**Task objective**
Count every line in the following entries where the word "nauczycieli" appears. Give the count alone.
============
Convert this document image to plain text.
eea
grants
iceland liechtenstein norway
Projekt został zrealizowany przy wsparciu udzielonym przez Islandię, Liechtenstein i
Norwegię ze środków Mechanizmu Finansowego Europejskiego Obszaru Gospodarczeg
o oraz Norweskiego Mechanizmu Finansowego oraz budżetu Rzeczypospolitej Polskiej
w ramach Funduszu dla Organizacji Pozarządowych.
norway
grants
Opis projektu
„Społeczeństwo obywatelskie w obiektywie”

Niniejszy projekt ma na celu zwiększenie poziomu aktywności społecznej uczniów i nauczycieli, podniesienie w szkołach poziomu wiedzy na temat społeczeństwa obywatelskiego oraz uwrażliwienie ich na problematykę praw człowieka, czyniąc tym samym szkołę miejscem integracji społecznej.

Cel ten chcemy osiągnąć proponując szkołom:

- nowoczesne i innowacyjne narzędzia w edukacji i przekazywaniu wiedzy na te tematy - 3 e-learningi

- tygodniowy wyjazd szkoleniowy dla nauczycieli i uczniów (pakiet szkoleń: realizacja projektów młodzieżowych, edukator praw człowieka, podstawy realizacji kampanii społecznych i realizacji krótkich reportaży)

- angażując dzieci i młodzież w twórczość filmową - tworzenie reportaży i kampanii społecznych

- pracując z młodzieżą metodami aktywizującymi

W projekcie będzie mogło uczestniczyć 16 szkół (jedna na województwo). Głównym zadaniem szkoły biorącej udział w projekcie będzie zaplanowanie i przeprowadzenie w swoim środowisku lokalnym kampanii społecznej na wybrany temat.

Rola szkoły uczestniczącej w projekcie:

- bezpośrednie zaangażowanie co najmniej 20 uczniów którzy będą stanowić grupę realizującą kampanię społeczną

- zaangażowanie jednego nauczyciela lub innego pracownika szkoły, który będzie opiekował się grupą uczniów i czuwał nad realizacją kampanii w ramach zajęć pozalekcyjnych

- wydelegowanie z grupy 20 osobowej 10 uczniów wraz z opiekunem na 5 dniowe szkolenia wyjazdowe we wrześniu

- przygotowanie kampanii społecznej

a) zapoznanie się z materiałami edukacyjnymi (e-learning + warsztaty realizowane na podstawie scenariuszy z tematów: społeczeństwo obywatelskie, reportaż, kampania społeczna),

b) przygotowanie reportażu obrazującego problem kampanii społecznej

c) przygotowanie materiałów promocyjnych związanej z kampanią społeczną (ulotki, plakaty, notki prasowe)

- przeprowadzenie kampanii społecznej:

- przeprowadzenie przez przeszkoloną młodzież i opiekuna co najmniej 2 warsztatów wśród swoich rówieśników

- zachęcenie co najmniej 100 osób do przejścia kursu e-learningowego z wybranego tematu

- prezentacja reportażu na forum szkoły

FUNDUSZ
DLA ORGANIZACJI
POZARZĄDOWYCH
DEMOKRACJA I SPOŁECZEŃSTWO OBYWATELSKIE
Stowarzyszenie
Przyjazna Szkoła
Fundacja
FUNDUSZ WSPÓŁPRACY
============
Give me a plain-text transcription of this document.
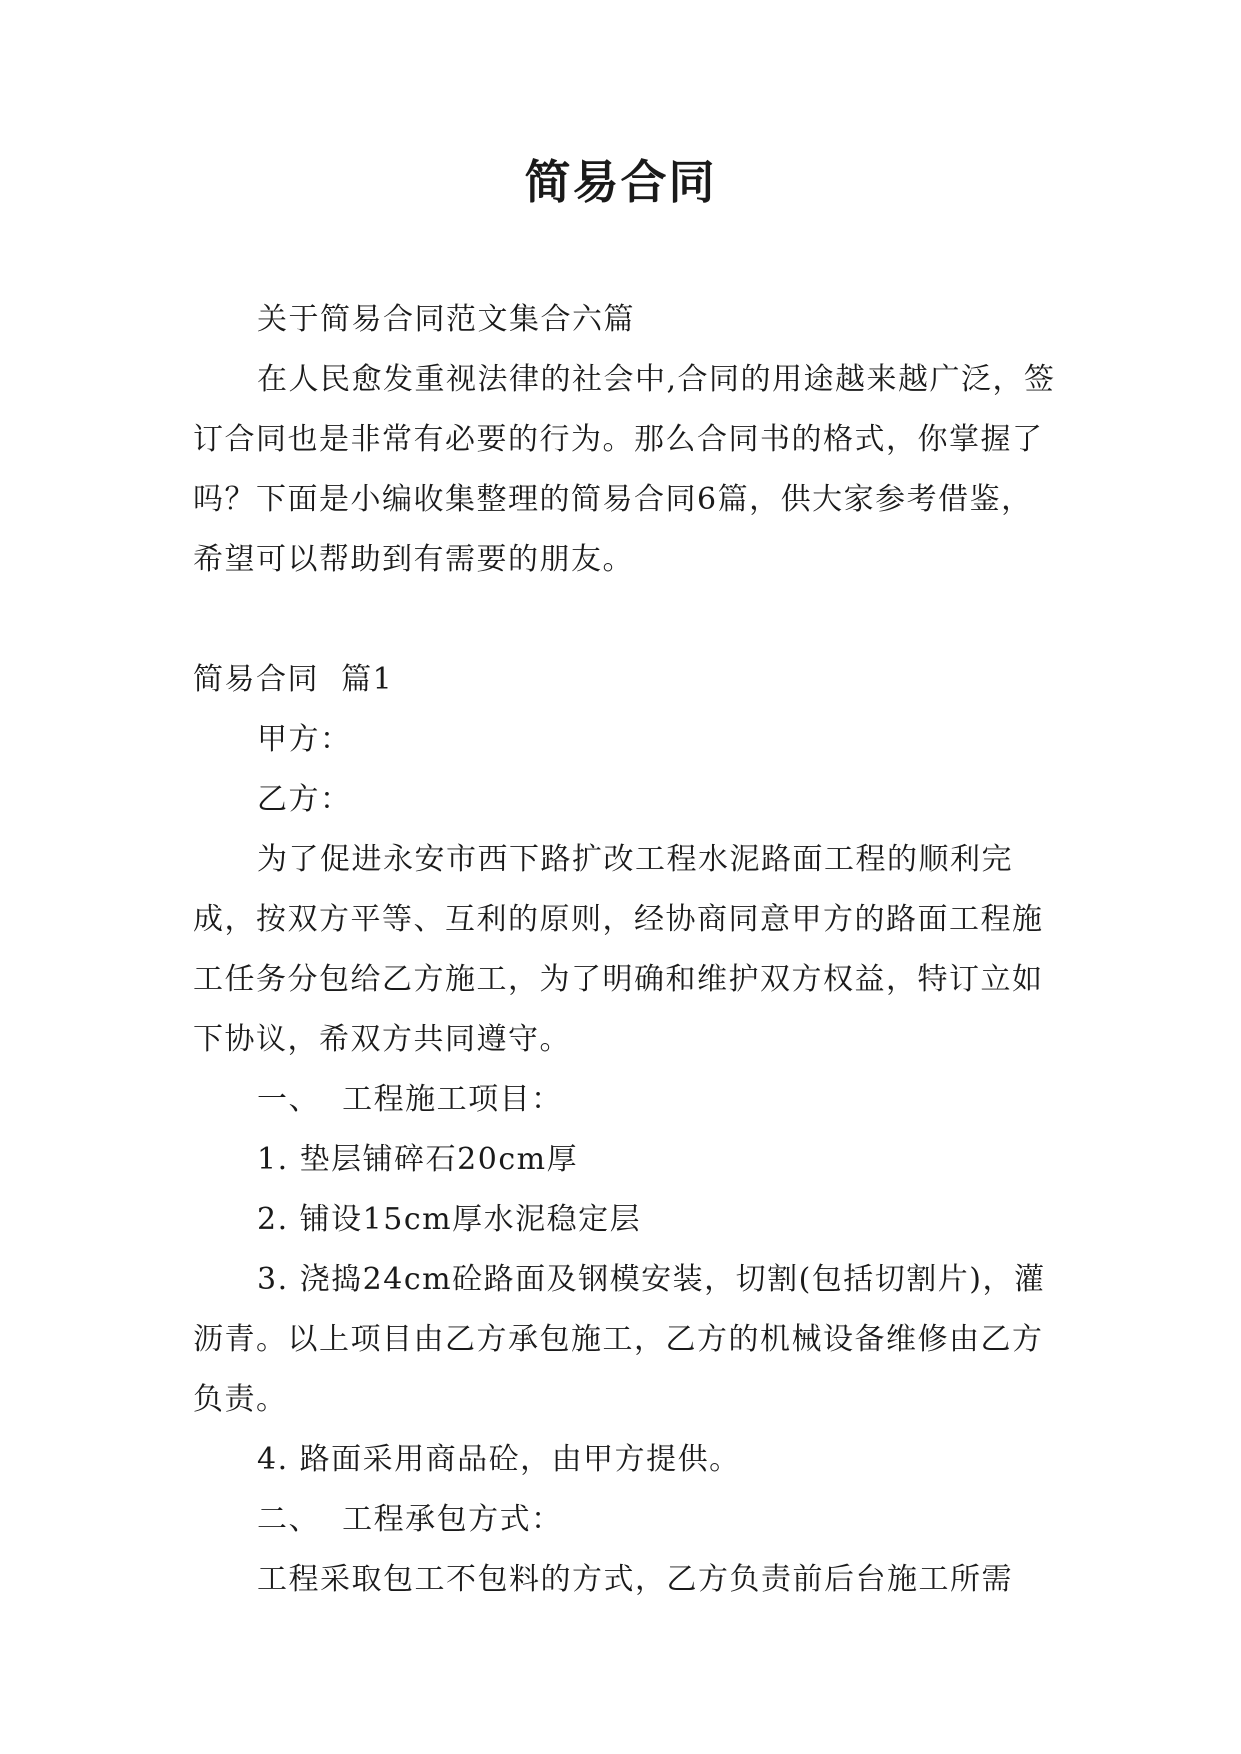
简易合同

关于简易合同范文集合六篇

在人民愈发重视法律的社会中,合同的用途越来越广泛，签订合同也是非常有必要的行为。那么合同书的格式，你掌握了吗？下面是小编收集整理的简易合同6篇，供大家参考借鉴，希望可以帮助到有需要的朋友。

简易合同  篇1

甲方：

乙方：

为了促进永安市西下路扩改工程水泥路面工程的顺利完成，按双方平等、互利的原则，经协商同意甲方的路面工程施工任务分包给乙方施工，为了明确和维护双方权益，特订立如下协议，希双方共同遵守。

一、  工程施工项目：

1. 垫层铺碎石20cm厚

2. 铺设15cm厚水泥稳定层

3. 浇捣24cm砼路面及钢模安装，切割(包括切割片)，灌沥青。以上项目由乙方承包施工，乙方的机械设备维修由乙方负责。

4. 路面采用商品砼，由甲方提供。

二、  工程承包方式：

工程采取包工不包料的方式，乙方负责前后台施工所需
============
**Solved exercise**
2